→ Material supplied
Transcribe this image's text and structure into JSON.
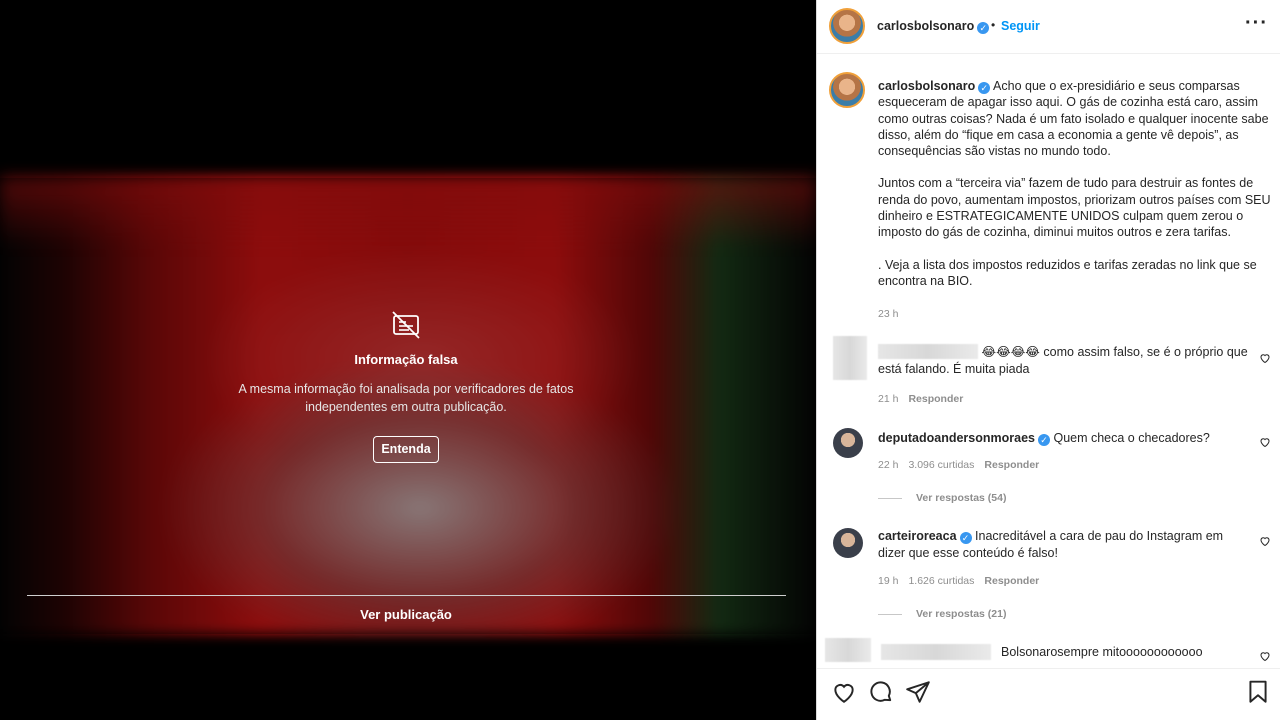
{
  "fact_check": {
    "title": "Informação falsa",
    "description": "A mesma informação foi analisada por verificadores de fatos independentes em outra publicação.",
    "learn_more": "Entenda",
    "see_post": "Ver publicação",
    "icon": "false-info-icon"
  },
  "post": {
    "username": "carlosbolsonaro",
    "follow_label": "Seguir",
    "dot": "•",
    "more_label": "···",
    "verified_mark": "✓",
    "caption_username": "carlosbolsonaro",
    "caption_p1": "Acho que o ex-presidiário e seus comparsas esqueceram de apagar isso aqui. O gás de cozinha está caro, assim como outras coisas? Nada é um fato isolado e qualquer inocente sabe disso, além do “fique em casa a economia a gente vê depois”, as consequências são vistas no mundo todo.",
    "caption_p2": "Juntos com a “terceira via” fazem de tudo para destruir as fontes de renda do povo, aumentam impostos, priorizam outros países com SEU dinheiro e ESTRATEGICAMENTE UNIDOS culpam quem zerou o imposto do gás de cozinha, diminui muitos outros e zera tarifas.",
    "caption_p3": ". Veja a lista dos impostos reduzidos e tarifas zeradas no link que se encontra na BIO.",
    "time": "23 h"
  },
  "comments": [
    {
      "username": "",
      "emojis": "😂😂😂😂",
      "text": "como assim falso, se é o próprio que está falando. É muita piada",
      "time": "21 h",
      "likes": "",
      "reply_label": "Responder"
    },
    {
      "username": "deputadoandersonmoraes",
      "text": "Quem checa o checadores?",
      "time": "22 h",
      "likes": "3.096 curtidas",
      "reply_label": "Responder",
      "view_replies": "Ver respostas (54)"
    },
    {
      "username": "carteiroreaca",
      "text": "Inacreditável a cara de pau do Instagram em dizer que esse conteúdo é falso!",
      "time": "19 h",
      "likes": "1.626 curtidas",
      "reply_label": "Responder",
      "view_replies": "Ver respostas (21)"
    },
    {
      "username": "",
      "text": "Bolsonarosempre mitoooooooooooo"
    }
  ],
  "actions": {
    "icons": [
      "heart-icon",
      "comment-icon",
      "share-icon",
      "bookmark-icon"
    ]
  },
  "colors": {
    "accent": "#0095f6",
    "verified": "#3897f0",
    "muted": "#8e8e8e"
  }
}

→ Aim
Which lines of the material contain the string "falso"? List each of them.

→ Output of the exercise
      "text": "como assim falso, se é o próprio que está falando. É muita piada",
      "text": "Inacreditável a cara de pau do Instagram em dizer que esse conteúdo é falso!",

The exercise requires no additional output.